■ Records to process
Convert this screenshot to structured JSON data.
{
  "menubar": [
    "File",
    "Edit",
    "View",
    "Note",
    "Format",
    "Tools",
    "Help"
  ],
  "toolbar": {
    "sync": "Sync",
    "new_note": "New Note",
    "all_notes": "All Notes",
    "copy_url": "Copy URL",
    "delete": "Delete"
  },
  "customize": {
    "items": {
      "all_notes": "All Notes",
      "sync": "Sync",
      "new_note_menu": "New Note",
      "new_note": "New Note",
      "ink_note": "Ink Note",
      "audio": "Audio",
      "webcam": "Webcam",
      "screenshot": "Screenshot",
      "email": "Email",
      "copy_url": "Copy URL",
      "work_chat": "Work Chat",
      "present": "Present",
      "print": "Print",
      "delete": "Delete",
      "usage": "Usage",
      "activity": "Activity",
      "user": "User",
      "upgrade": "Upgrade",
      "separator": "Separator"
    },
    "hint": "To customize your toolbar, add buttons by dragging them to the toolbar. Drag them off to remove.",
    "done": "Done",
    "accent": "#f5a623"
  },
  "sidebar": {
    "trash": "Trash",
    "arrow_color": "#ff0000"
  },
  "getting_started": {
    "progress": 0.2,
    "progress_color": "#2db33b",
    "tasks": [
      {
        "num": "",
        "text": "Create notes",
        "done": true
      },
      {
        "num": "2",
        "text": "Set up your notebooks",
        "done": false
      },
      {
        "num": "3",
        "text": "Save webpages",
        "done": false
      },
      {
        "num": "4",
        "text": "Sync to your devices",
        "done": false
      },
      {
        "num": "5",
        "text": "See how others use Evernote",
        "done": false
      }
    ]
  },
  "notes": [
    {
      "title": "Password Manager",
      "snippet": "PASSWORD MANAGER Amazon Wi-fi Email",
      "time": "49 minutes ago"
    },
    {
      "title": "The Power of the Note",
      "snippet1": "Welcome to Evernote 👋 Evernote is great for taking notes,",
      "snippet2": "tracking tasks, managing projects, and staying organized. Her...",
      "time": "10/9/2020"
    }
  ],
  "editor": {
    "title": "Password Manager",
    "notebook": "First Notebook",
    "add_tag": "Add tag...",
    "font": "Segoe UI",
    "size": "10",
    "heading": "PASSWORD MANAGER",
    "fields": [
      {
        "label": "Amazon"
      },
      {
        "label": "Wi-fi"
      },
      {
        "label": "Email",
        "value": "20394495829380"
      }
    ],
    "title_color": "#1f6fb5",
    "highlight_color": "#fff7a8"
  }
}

■ Exercise
Write out the entire listing exactly.

■ Response to this task
Convert this screenshot to structured JSON data.
{
  "menubar": [
    "File",
    "Edit",
    "View",
    "Note",
    "Format",
    "Tools",
    "Help"
  ],
  "toolbar": {
    "sync": "Sync",
    "new_note": "New Note",
    "all_notes": "All Notes",
    "copy_url": "Copy URL",
    "delete": "Delete"
  },
  "customize": {
    "items": {
      "all_notes": "All Notes",
      "sync": "Sync",
      "new_note_menu": "New Note",
      "new_note": "New Note",
      "ink_note": "Ink Note",
      "audio": "Audio",
      "webcam": "Webcam",
      "screenshot": "Screenshot",
      "email": "Email",
      "copy_url": "Copy URL",
      "work_chat": "Work Chat",
      "present": "Present",
      "print": "Print",
      "delete": "Delete",
      "usage": "Usage",
      "activity": "Activity",
      "user": "User",
      "upgrade": "Upgrade",
      "separator": "Separator"
    },
    "hint": "To customize your toolbar, add buttons by dragging them to the toolbar. Drag them off to remove.",
    "done": "Done",
    "accent": "#f5a623"
  },
  "sidebar": {
    "trash": "Trash",
    "arrow_color": "#ff0000"
  },
  "getting_started": {
    "progress": 0.2,
    "progress_color": "#2db33b",
    "tasks": [
      {
        "num": "",
        "text": "Create notes",
        "done": true
      },
      {
        "num": "2",
        "text": "Set up your notebooks",
        "done": false
      },
      {
        "num": "3",
        "text": "Save webpages",
        "done": false
      },
      {
        "num": "4",
        "text": "Sync to your devices",
        "done": false
      },
      {
        "num": "5",
        "text": "See how others use Evernote",
        "done": false
      }
    ]
  },
  "notes": [
    {
      "title": "Password Manager",
      "snippet": "PASSWORD MANAGER Amazon Wi-fi Email",
      "time": "49 minutes ago"
    },
    {
      "title": "The Power of the Note",
      "snippet1": "Welcome to Evernote 👋 Evernote is great for taking notes,",
      "snippet2": "tracking tasks, managing projects, and staying organized. Her...",
      "time": "10/9/2020"
    }
  ],
  "editor": {
    "title": "Password Manager",
    "notebook": "First Notebook",
    "add_tag": "Add tag...",
    "font": "Segoe UI",
    "size": "10",
    "heading": "PASSWORD MANAGER",
    "fields": [
      {
        "label": "Amazon"
      },
      {
        "label": "Wi-fi"
      },
      {
        "label": "Email",
        "value": "20394495829380"
      }
    ],
    "title_color": "#1f6fb5",
    "highlight_color": "#fff7a8"
  }
}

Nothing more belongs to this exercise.